===== MATERIAL SUPPLIED

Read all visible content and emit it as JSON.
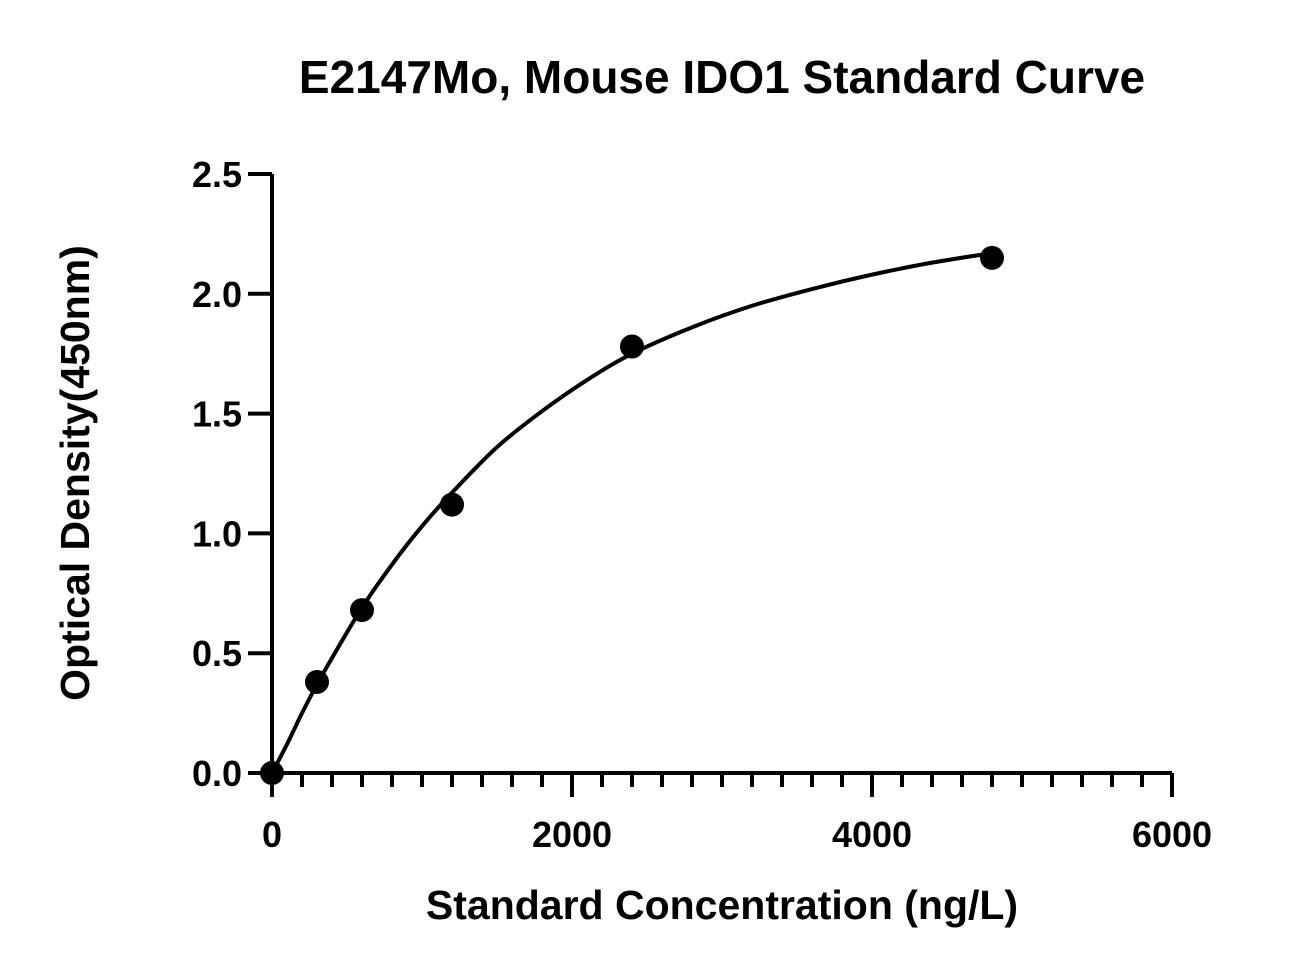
{
  "chart_data": {
    "type": "scatter",
    "title": "E2147Mo, Mouse IDO1 Standard Curve",
    "xlabel": "Standard Concentration (ng/L)",
    "ylabel": "Optical Density(450nm)",
    "xlim": [
      0,
      6000
    ],
    "ylim": [
      0,
      2.5
    ],
    "x_ticks": [
      0,
      2000,
      4000,
      6000
    ],
    "x_tick_labels": [
      "0",
      "2000",
      "4000",
      "6000"
    ],
    "x_minor_step": 200,
    "y_ticks": [
      0,
      0.5,
      1.0,
      1.5,
      2.0,
      2.5
    ],
    "y_tick_labels": [
      "0.0",
      "0.5",
      "1.0",
      "1.5",
      "2.0",
      "2.5"
    ],
    "grid": false,
    "legend": "none",
    "series": [
      {
        "x": [
          0,
          300,
          600,
          1200,
          2400,
          4800
        ],
        "y": [
          0.0,
          0.38,
          0.68,
          1.12,
          1.78,
          2.15
        ]
      }
    ],
    "fit_curve": {
      "x": [
        0,
        100,
        200,
        300,
        400,
        600,
        800,
        1000,
        1200,
        1500,
        1800,
        2100,
        2400,
        2800,
        3200,
        3600,
        4000,
        4400,
        4800
      ],
      "y": [
        0.0,
        0.12,
        0.25,
        0.37,
        0.48,
        0.69,
        0.87,
        1.03,
        1.17,
        1.36,
        1.51,
        1.64,
        1.75,
        1.86,
        1.95,
        2.02,
        2.08,
        2.13,
        2.17
      ]
    }
  }
}
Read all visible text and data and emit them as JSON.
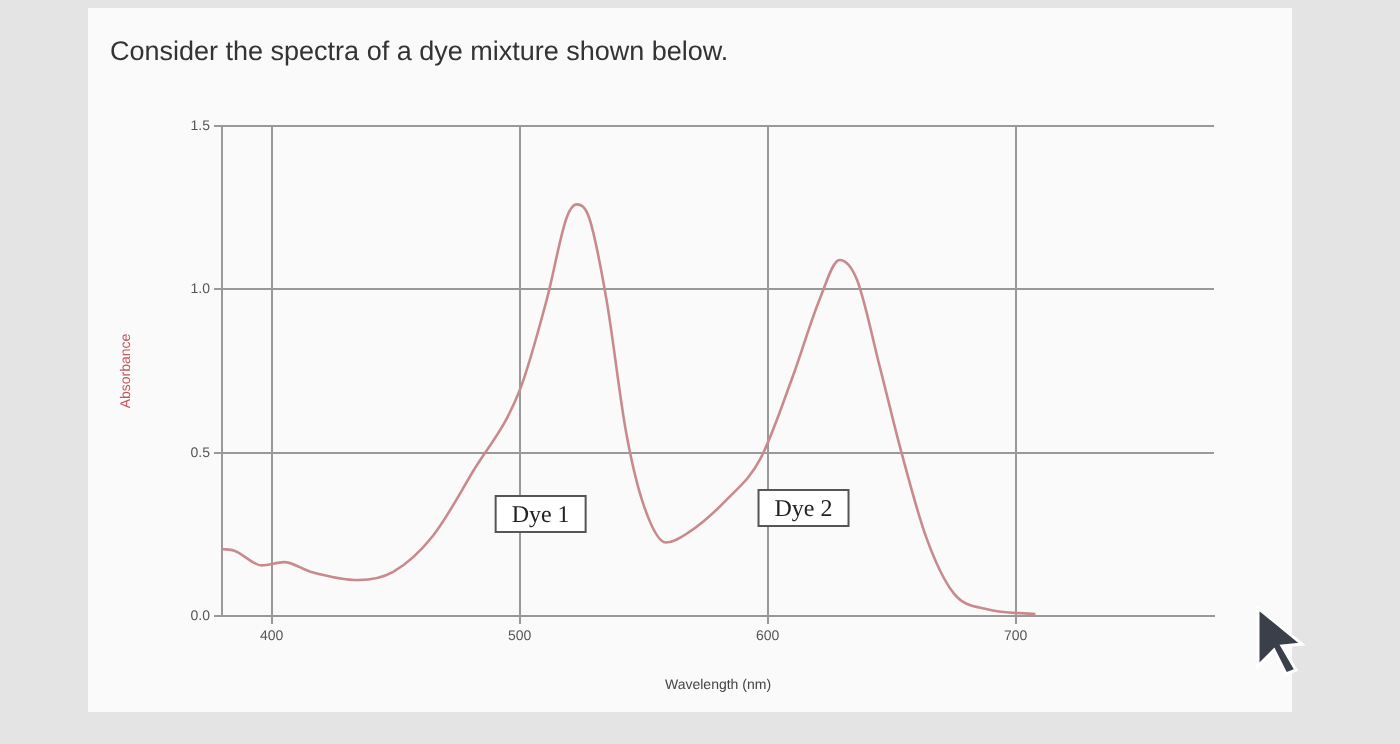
{
  "chart_data": {
    "type": "line",
    "title": "Consider the spectra of a dye mixture shown below.",
    "xlabel": "Wavelength (nm)",
    "ylabel": "Absorbance",
    "x": [
      380,
      385,
      396,
      405,
      416,
      435,
      449,
      465,
      481,
      500,
      511,
      519,
      523,
      528,
      535,
      543,
      550,
      559,
      568,
      584,
      597,
      610,
      621,
      629,
      636,
      645,
      654,
      664,
      675,
      689,
      708
    ],
    "series": [
      {
        "color": "#c98a8e",
        "values": [
          0.205,
          0.2,
          0.155,
          0.165,
          0.135,
          0.11,
          0.135,
          0.245,
          0.44,
          0.69,
          0.97,
          1.22,
          1.26,
          1.22,
          0.97,
          0.56,
          0.34,
          0.225,
          0.255,
          0.36,
          0.48,
          0.73,
          0.97,
          1.09,
          1.03,
          0.77,
          0.5,
          0.24,
          0.07,
          0.02,
          0.006
        ]
      }
    ],
    "xlim": [
      380,
      780
    ],
    "xticks": [
      400,
      500,
      600,
      700
    ],
    "ylim": [
      0,
      1.5
    ],
    "yticks": [
      {
        "value": 0,
        "label": "0.0"
      },
      {
        "value": 0.5,
        "label": "0.5"
      },
      {
        "value": 1,
        "label": "1.0"
      },
      {
        "value": 1.5,
        "label": "1.5"
      }
    ],
    "annotations": [
      "Dye 1",
      "Dye 2"
    ],
    "grid": true,
    "legend": false,
    "marker": "none",
    "line_style": "solid"
  }
}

==========

§ **WHAT TO WORK ON**
Identify the lines of the entries containing the string "emit". Copy each such line.

§ **SOLUTION FOR THIS PROBLEM**
Read all visible content and emit it as JSON.
Read all visible text and data and emit them as JSON.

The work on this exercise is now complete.